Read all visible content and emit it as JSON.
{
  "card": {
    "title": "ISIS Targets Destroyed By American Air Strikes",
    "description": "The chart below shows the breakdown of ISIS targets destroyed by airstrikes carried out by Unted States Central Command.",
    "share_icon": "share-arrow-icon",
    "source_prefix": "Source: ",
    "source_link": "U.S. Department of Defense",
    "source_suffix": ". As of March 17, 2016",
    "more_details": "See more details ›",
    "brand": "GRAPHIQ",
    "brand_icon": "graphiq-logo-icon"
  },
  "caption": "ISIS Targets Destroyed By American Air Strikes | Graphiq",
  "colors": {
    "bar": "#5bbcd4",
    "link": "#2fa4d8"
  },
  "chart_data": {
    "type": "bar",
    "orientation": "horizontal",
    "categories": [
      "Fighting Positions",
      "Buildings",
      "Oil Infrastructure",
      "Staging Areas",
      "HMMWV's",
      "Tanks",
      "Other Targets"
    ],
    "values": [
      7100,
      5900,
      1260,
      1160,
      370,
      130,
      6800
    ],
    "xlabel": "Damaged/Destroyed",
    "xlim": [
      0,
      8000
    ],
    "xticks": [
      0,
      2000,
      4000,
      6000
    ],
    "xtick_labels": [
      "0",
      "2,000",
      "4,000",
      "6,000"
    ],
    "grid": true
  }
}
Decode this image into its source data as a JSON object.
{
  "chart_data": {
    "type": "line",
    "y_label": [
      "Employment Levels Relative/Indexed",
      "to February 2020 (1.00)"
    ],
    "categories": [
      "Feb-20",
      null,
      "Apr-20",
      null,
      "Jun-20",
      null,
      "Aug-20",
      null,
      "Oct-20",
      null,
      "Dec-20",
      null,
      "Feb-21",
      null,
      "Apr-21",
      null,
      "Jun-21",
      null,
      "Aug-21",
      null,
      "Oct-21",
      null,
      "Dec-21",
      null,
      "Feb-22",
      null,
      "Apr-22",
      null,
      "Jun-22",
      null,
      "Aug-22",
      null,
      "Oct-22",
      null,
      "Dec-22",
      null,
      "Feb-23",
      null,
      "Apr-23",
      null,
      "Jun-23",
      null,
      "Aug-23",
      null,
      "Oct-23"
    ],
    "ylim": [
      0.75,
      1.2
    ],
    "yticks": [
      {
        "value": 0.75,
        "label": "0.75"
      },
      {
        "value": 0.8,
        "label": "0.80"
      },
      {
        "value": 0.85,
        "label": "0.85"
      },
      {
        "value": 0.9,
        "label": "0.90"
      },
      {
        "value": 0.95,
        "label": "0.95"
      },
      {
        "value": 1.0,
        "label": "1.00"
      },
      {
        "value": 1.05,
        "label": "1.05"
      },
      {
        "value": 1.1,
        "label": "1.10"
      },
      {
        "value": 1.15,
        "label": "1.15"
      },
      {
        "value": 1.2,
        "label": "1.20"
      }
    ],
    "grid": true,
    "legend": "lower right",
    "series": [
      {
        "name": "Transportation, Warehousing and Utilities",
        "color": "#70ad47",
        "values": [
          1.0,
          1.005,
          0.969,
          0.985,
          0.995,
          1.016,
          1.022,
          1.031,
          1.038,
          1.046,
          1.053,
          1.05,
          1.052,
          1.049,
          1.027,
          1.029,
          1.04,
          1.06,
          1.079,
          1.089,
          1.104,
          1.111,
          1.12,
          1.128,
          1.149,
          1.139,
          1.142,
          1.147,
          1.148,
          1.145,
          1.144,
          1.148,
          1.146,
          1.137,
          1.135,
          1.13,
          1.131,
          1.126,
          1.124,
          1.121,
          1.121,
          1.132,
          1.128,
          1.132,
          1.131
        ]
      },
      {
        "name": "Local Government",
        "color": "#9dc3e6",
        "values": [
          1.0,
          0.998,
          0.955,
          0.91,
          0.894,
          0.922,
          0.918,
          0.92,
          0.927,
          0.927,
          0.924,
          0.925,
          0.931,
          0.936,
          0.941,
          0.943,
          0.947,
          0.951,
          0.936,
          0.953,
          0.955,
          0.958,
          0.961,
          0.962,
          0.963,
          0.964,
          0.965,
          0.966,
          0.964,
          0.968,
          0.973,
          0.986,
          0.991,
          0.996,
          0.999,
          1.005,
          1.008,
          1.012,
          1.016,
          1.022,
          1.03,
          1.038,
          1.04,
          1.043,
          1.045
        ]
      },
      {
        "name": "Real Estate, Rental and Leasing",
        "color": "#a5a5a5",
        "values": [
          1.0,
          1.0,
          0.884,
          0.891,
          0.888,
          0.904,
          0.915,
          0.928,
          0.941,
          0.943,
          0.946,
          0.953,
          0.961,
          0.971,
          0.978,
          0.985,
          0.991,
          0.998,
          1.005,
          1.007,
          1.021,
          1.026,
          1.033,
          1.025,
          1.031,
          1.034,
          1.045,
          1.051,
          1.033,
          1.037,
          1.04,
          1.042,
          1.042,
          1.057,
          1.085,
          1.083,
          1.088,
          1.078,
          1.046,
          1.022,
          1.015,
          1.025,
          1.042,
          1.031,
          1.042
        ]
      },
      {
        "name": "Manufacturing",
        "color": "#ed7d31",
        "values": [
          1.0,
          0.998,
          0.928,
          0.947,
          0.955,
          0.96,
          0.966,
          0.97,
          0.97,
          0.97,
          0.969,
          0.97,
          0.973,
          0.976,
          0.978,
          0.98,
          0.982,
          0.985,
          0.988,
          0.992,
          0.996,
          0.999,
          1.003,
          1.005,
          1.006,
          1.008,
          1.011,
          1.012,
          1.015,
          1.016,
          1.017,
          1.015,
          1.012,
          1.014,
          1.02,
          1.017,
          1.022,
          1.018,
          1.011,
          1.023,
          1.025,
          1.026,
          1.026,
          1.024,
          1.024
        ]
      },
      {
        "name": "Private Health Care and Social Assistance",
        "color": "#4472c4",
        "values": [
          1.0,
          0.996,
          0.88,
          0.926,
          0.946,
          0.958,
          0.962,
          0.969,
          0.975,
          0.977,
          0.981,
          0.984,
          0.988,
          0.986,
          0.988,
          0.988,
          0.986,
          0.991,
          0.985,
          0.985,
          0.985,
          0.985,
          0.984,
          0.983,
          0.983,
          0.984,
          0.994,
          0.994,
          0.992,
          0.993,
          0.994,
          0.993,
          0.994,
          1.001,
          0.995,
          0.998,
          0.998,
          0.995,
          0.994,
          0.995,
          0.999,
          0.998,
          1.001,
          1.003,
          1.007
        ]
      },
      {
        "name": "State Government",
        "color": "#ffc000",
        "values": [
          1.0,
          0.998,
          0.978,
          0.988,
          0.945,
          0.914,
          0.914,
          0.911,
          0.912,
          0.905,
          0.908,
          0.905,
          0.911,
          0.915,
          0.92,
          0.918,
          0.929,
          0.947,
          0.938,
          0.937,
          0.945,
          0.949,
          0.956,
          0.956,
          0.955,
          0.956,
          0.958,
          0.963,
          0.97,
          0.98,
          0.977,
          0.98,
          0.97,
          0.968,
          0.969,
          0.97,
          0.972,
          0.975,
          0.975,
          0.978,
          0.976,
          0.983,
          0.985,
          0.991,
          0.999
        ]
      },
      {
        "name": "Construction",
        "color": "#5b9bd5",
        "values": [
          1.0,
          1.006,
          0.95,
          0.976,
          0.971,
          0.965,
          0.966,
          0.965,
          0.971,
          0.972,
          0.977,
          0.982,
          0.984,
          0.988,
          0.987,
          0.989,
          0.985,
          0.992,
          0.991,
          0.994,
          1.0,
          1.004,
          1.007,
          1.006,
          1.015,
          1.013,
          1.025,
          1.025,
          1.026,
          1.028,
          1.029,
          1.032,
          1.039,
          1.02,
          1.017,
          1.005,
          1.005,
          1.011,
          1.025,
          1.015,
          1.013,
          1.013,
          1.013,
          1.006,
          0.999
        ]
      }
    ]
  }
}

# Goal
Copy whichever lines in the listing above contain the word "JSON".

# Output of the exercise
Read all visible content and emit it as JSON.
Decode this image into its source data as a JSON object.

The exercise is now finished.